### [SOURCE DOCUMENT]
The South African government convened the Turnhalle Constitutional Conference between 1976 and 1978 with a view to achieving an "internal" solution to the status of South West Africa. The conference was attended by representatives of 11 ethnic groups: Herero, Baster, Tswana, Damara, Ovambo, Lozi, Nama, Kavango, San, the Coloureds, and the Whites. However, the largest freedom movement, SWAPO, was not invited. The conference produced a 29-page document entitled "Petition for the establishment of an interim government". The petition contained a request to set up an interim government for the territory, as well as a draft constitution for "a republican, democratic state" to be known as "South West Africa/Namibia" with its own flag and national anthem.

Under the proposals, there was to be a three-tiered system of governance. The first tier, the Central Government, would consist of a National Assembly which would appoint a Council of Ministers. The second tier would consist of ethnically based Representative Authorities and the third tier would be made up of Local Authorities.

====Tier one: Central Government====

- Interim Government (1980–1983)
The upper tier of governance consisted of an elected fifty member National Assembly with legislative powers. The assembly would appoint a Council of Ministers with executive powers. Multi-racial elections for the National Assembly were held in December 1978. The Democratic Turnhalle Alliance (DTA) won 41 of the 50 seats and its leader, Dirk Mudge would become Chairman of the Council of Ministers on 1 July 1980. Johannes Skrywer, also of the DTA, became Speaker of the National Assembly.

The interim government collapsed on 18 January 1983 following the resignation of the Council of Ministers citing interference from the South African government and proposals to create a State Council.

- Direct rule (1983–1985)

Following the collapse of the Interim Government, its legislative and executive powers returned to South African Administrator-General Willie van Niekerk, who was assisted by and Jan F Greebe as chief executive officer. The Representative Authorities and Local Authorities continued to function as intended during this period.

- Transitional Government of National Unity (1985–1989)

A Multi-Party Conference was established in September 1983 to suggest arrangements for the formation of a new Central Government. Nineteen parties participated in the conference, but again SWAPO was excluded.

The Multi-Party Conference issued the Windhoek Declaration of Basic Principles in 1984 and a Bill of Fundamental Rights and Objectives the following year, resulting in the establishment of a Transitional Government of National Unity (TGNU) on 17 June 1985.

### [DATA UNDER STUDY]
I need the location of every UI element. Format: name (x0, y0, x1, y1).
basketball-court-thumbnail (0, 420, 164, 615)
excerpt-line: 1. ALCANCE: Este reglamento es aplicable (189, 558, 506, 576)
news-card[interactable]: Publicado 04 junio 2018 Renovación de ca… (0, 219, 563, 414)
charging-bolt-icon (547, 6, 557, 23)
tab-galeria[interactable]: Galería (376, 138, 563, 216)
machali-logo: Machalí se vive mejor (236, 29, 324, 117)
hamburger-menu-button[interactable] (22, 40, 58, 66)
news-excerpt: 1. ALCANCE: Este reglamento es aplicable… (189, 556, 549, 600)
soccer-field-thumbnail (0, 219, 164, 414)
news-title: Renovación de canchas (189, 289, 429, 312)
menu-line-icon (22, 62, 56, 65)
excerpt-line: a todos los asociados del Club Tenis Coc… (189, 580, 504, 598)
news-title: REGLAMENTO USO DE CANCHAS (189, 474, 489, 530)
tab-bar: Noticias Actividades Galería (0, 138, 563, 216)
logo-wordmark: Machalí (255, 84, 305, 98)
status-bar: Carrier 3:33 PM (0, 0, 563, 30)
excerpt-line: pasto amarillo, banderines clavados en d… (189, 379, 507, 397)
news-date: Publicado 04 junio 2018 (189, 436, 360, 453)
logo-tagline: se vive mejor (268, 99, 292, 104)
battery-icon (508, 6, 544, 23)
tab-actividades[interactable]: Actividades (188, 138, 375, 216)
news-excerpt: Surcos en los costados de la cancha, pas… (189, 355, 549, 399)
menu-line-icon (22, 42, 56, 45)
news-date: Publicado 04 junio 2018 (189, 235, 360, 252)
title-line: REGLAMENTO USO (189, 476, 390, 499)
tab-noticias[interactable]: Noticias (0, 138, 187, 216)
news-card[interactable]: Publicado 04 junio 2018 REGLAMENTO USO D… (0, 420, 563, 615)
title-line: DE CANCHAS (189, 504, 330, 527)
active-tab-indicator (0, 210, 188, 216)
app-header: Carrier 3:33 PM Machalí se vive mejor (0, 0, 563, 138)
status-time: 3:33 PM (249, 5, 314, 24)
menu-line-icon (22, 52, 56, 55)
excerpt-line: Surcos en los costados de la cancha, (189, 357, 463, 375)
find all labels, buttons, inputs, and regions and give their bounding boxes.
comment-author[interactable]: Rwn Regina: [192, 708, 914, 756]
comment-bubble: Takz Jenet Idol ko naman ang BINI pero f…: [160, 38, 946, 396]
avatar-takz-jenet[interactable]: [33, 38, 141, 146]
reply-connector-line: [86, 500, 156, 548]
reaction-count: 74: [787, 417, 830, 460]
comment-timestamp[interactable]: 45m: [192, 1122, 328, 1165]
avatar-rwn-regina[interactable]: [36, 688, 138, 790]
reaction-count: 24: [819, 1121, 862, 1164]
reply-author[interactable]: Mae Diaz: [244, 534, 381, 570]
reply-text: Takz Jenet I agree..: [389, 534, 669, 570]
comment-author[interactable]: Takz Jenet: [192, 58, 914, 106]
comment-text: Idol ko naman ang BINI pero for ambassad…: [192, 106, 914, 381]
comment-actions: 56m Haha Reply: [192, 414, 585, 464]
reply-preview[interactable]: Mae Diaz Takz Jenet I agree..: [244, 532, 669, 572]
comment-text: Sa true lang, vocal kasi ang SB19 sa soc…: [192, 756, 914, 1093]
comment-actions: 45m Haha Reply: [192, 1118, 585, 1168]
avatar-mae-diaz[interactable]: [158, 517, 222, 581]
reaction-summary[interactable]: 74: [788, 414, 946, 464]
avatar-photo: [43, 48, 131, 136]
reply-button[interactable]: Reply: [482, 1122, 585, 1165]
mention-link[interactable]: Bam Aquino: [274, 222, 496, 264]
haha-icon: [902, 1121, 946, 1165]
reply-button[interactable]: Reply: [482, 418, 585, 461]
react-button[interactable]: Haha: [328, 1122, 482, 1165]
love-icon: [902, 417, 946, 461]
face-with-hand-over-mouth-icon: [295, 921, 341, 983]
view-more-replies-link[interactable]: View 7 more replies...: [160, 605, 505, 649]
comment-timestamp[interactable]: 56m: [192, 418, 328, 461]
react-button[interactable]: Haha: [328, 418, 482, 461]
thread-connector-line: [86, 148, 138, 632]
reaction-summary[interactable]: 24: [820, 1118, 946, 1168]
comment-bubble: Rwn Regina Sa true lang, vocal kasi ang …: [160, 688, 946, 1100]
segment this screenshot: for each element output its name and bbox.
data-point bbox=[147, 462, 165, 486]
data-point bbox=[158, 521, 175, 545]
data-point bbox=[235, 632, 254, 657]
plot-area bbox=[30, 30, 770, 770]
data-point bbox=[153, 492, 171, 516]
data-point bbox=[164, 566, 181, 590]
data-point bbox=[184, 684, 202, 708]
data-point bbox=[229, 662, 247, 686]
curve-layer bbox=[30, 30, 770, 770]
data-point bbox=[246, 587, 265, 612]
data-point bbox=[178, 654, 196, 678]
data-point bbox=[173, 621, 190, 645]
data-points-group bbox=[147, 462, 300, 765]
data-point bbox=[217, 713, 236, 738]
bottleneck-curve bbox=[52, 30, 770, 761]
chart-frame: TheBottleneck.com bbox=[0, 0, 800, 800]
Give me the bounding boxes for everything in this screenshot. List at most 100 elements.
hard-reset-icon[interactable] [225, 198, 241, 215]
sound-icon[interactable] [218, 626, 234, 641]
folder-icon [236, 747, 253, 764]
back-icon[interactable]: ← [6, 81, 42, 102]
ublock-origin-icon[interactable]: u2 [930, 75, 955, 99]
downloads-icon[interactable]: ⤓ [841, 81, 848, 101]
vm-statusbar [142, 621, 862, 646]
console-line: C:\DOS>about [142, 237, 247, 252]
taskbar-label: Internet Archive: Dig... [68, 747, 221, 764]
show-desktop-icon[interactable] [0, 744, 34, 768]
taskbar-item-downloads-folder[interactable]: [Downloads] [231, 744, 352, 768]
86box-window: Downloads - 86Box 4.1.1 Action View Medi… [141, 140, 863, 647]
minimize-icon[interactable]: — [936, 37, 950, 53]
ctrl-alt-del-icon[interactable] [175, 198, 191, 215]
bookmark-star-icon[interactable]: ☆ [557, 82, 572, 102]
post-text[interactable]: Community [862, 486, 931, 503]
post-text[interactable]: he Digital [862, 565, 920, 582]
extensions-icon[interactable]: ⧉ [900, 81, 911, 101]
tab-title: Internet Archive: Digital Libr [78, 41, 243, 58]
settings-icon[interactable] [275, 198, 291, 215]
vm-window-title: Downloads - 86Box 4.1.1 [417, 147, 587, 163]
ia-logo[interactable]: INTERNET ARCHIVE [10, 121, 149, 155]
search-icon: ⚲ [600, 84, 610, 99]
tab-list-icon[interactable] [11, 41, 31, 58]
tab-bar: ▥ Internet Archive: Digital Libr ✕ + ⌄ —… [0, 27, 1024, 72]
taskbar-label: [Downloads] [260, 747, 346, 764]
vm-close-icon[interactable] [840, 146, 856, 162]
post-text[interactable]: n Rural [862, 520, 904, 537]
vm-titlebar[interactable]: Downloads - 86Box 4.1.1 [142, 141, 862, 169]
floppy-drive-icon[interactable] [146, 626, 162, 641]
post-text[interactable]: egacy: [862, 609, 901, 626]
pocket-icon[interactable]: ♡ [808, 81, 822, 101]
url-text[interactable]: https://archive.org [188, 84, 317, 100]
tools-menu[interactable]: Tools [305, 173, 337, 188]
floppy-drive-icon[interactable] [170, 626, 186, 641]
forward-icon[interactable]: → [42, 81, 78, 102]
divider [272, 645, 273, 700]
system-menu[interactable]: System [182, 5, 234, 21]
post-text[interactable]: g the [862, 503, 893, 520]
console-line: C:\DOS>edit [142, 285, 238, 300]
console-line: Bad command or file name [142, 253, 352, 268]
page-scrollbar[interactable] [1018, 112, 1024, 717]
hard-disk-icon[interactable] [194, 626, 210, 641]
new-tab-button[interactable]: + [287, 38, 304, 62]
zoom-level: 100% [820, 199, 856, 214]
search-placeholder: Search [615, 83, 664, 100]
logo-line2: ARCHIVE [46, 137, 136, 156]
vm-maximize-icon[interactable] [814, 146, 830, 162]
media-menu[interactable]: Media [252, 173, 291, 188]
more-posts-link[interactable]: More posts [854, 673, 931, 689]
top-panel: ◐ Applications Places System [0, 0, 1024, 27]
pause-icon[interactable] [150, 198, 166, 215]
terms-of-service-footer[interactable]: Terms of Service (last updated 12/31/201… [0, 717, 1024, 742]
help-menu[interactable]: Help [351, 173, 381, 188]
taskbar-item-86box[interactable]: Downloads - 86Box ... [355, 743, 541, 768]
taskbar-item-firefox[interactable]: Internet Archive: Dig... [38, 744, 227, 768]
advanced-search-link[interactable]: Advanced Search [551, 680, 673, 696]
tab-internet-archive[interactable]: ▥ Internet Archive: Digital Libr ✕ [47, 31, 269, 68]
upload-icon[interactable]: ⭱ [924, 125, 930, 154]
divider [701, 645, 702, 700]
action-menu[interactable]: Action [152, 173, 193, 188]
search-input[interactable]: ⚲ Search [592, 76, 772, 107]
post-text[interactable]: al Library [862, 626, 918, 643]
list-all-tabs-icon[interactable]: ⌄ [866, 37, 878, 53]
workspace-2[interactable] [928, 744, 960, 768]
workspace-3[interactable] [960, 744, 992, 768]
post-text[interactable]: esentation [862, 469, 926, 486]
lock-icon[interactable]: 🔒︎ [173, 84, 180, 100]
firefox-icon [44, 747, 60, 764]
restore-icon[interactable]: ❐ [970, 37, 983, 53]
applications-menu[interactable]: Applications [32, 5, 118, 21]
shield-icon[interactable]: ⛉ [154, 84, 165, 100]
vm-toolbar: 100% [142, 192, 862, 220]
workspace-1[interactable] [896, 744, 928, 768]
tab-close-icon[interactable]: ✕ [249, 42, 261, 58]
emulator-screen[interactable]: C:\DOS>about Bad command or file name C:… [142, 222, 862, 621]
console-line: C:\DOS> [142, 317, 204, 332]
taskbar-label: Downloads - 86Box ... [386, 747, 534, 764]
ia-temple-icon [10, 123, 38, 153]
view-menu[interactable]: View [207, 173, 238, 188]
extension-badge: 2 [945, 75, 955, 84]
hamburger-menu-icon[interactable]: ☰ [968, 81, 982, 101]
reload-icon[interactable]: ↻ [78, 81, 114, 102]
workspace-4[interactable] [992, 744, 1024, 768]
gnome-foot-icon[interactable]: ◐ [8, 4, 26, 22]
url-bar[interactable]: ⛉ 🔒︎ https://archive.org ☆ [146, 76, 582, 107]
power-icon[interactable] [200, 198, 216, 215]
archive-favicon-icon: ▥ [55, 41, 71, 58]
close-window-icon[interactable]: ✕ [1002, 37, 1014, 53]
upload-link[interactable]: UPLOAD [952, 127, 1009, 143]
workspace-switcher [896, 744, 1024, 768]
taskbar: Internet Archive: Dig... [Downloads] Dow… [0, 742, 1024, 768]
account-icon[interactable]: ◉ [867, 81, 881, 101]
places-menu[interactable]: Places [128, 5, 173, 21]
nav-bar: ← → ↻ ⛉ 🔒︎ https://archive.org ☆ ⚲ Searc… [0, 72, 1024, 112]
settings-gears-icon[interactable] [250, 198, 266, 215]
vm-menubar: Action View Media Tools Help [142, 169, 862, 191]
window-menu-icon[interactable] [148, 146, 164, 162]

### [WHAT THE TASK ASKS]
Duplicate everything from "- Direct rule" down to "SWAPO was excluded." in the text on South West Africa's Turnhalle governance, keeping every word and punctuation mark unchanged.

### [WORKED SOLUTION]
- Direct rule (1983–1985)

Following the collapse of the Interim Government, its legislative and executive powers returned to South African Administrator-General Willie van Niekerk, who was assisted by and Jan F Greebe as chief executive officer. The Representative Authorities and Local Authorities continued to function as intended during this period.

- Transitional Government of National Unity (1985–1989)

A Multi-Party Conference was established in September 1983 to suggest arrangements for the formation of a new Central Government. Nineteen parties participated in the conference, but again SWAPO was excluded.